● **LISTED RECORDS**:
start
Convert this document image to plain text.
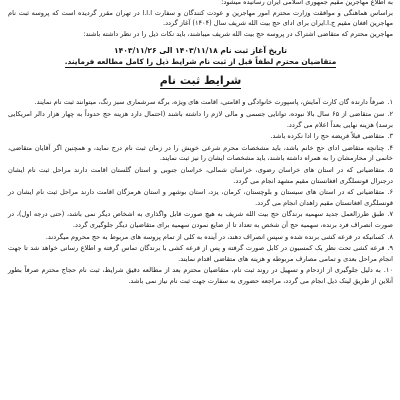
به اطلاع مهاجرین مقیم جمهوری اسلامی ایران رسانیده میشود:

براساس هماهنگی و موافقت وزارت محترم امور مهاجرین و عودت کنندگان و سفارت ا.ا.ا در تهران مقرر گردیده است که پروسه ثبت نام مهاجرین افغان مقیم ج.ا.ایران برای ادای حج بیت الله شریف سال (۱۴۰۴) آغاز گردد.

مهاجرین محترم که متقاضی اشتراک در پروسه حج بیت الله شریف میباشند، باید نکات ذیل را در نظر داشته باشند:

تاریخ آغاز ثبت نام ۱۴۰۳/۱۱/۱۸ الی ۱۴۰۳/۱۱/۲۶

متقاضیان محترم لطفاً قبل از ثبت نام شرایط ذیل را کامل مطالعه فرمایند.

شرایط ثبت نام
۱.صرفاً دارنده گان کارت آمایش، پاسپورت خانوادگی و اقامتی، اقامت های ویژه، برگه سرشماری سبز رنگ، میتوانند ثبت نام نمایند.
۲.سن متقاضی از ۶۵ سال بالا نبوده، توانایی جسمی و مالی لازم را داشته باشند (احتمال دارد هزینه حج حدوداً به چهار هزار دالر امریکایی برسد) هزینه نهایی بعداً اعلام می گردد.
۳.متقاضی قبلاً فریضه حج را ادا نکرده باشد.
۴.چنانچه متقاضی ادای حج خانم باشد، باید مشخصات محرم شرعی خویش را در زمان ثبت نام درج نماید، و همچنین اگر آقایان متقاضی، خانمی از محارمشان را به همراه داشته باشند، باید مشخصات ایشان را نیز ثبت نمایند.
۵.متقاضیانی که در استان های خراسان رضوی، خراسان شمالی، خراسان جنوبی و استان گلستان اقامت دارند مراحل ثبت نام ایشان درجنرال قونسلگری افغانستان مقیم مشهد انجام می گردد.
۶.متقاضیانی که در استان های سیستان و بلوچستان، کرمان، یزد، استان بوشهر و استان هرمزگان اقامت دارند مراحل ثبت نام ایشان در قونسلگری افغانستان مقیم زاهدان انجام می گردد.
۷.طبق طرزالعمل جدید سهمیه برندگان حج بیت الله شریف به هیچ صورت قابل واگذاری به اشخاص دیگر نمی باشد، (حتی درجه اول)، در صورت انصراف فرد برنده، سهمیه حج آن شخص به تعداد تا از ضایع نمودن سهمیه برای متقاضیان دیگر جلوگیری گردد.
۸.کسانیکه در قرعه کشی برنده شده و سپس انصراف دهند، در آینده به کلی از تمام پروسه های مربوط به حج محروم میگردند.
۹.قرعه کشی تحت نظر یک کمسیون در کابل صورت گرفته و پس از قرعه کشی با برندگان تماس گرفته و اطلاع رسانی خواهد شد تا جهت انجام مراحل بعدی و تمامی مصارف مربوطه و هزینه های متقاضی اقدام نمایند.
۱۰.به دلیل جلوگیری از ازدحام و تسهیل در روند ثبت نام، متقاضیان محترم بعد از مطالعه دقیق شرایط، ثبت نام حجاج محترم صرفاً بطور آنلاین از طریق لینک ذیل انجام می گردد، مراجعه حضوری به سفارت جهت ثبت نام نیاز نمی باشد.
end
start
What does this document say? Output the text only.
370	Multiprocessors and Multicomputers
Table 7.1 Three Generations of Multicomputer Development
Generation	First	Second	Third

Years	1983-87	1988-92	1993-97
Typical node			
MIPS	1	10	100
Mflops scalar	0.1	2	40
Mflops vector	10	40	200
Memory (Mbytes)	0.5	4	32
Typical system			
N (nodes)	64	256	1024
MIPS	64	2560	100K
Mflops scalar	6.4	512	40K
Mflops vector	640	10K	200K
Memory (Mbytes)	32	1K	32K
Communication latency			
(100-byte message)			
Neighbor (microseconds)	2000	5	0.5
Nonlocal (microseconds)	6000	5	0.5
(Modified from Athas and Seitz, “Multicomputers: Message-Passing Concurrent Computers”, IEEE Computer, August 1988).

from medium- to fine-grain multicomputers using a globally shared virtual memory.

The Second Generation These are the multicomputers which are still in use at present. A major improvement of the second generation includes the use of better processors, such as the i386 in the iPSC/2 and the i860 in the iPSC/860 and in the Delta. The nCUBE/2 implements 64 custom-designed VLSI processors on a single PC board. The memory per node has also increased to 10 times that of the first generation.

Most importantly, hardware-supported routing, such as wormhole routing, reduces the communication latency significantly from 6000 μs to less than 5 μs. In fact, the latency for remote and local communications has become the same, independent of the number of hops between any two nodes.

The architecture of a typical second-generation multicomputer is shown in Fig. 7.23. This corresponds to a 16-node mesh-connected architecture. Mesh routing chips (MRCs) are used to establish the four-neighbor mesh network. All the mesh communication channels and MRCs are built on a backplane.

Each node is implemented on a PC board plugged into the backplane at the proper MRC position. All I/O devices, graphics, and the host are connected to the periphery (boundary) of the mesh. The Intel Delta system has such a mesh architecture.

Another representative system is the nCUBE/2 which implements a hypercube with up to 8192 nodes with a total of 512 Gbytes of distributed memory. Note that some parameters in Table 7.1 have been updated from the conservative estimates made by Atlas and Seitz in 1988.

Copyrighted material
end
● **DIRECTIVE**:
Check every line of the material for the string "Table" and give the number of lines that have it, without anything else.

● **OUTPUT OF THE EXERCISE**:
2